Directions:
Answer these from the course description:
1. How long does the course last?
2. How many CPE credits does it carry?
3. What prerequisite does it list?

DF120 - Foundations in Digital Forensics with EnCase
Duration: 4 Days
**Formerly EnCase v7 Computer Forensics I.
This hands-on course involves practical exercises and real-life simulations in the use of OpenText™ EnCase™ software (EnCase). The class provides participants with an understanding of how EnCase may be used to examine data related to an incident response, an employee misconduct investigation, and/or a law enforcement criminal and/or civil investigation. Participants create cases using EnCase, configure the application to maximize its utilization, and learn evidence acquisition concepts and how to validate the data collected. Instruction progresses to the analysis of the data whether related to criminal investigations, cybersecurity incidents, or other matters. The course will cover techniques, such as keyword or indexed searching along with hash analysis. Participants will learn how to bookmark, export, and create reports relating to examination findings. The course concludes with instruction on archiving, validating the data, and restoring the case.
Delivery method: Group-Live. NASBA defined level: basic
CPE Credits - 32
This course is intended for digital forensic investigators, including law enforcement, government, military, corporate, ITsecurity, and litigation support professionals. Participants may have minimal computer skills and may be new to the field of computer forensics.
Basic computer skills. Advance preparation for this course is not required.
Students attending this course will learn the following:
- The EnCase digital forensic methodology and how to create a case
- How to configure and navigate the EnCase interface
- How to use case templates included with EnCase
- How to create an evidence file
- How to install external file viewers to EnCase
- How to create conditions within EnCase
- How to analyze file signatures and view files
- How to conduct hash and entropy analyses and import hash sets
- How to adjust time zones within EnCase
- How to extract data and files from your evidence
- How to decipher data allocation and file descriptions
- How to tag and bookmark evidence files, file sets, and data structures
- How to conduct raw and index searches
- How to create and use GREP operators
- How to import and export data
- How to prepare reports using templates provided with EnCase
- How to create reports
- How to restore evidence
- How to archive files and data created through the analysis process
- The proper techniques for handling and preserving evidence

Material supplied:
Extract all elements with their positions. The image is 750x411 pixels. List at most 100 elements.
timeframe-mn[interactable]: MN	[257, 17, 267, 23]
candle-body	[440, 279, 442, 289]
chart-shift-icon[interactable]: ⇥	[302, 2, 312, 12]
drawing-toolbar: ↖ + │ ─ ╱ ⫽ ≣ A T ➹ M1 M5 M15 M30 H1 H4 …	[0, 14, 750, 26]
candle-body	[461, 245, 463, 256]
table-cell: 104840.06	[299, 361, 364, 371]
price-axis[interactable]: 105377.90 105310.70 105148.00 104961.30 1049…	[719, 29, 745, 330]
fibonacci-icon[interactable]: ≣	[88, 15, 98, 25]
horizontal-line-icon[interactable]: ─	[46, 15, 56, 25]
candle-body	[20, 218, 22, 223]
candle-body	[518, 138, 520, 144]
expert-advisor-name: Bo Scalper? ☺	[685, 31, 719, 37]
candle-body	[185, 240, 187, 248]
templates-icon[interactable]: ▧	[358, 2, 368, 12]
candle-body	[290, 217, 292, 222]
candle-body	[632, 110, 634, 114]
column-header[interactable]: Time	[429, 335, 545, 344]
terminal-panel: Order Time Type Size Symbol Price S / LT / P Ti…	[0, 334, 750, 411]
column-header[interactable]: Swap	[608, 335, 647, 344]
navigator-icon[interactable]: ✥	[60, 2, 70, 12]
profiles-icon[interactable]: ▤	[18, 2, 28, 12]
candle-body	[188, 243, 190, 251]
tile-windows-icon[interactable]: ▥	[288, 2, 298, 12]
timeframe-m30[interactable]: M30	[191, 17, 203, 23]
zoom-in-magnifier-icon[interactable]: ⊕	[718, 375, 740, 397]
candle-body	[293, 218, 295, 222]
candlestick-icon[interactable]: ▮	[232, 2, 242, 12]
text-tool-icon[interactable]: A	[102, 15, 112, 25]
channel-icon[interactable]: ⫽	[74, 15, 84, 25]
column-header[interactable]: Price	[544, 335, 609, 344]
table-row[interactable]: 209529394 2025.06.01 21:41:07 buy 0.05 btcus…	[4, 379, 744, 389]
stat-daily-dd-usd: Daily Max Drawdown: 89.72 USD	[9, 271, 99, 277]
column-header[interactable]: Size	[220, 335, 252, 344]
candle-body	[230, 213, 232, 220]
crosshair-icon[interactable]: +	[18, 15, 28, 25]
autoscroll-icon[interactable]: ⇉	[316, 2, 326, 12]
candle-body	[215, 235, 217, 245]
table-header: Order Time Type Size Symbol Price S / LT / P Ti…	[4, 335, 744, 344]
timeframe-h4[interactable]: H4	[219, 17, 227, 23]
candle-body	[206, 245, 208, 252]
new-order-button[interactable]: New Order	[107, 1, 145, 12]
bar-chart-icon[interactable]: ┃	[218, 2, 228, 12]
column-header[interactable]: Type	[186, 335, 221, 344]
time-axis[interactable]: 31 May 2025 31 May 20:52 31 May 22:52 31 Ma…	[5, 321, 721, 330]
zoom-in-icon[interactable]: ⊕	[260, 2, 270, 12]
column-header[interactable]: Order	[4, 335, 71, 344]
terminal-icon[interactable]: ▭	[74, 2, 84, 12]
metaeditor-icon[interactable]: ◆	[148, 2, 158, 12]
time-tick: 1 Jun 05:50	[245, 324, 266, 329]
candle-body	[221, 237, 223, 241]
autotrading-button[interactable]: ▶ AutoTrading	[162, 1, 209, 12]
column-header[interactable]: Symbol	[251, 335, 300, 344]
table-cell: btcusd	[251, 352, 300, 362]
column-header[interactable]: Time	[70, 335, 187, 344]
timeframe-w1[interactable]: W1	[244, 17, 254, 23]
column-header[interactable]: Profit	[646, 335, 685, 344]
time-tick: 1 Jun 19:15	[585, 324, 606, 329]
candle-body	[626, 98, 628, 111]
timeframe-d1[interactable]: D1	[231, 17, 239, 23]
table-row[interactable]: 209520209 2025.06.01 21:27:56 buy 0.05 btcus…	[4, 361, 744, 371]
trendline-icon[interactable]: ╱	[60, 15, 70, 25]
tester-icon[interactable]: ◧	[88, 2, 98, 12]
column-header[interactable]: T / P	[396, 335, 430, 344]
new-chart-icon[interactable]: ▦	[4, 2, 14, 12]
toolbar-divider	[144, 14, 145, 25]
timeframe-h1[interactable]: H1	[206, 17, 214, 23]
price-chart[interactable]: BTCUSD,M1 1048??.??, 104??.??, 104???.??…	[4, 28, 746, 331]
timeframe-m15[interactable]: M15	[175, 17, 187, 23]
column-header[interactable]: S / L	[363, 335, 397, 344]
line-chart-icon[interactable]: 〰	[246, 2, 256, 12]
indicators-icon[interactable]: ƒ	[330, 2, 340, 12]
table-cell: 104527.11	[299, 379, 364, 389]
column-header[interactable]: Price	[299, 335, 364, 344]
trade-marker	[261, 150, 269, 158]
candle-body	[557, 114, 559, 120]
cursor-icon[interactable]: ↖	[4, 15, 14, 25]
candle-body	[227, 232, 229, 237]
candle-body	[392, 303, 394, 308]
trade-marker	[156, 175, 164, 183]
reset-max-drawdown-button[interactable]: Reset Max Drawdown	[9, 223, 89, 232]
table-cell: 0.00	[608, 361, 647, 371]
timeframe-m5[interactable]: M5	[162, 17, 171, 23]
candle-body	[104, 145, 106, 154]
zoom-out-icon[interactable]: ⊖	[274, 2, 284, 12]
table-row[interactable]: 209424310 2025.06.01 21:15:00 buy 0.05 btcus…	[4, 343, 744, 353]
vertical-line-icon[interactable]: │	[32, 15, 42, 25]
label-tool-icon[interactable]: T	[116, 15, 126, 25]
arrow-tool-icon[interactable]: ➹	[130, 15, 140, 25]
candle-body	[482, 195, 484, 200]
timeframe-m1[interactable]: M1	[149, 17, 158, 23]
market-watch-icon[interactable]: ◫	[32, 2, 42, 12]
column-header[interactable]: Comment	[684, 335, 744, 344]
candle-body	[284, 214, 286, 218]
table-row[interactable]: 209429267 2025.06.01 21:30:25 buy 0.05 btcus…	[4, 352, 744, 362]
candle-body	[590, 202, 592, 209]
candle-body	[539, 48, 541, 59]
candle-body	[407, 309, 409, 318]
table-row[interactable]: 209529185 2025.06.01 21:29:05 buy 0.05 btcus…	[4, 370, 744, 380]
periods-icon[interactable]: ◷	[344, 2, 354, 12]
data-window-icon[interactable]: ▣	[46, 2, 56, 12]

Exercise solution:
1. Four days.
2. 32.
3. Basic computer skills.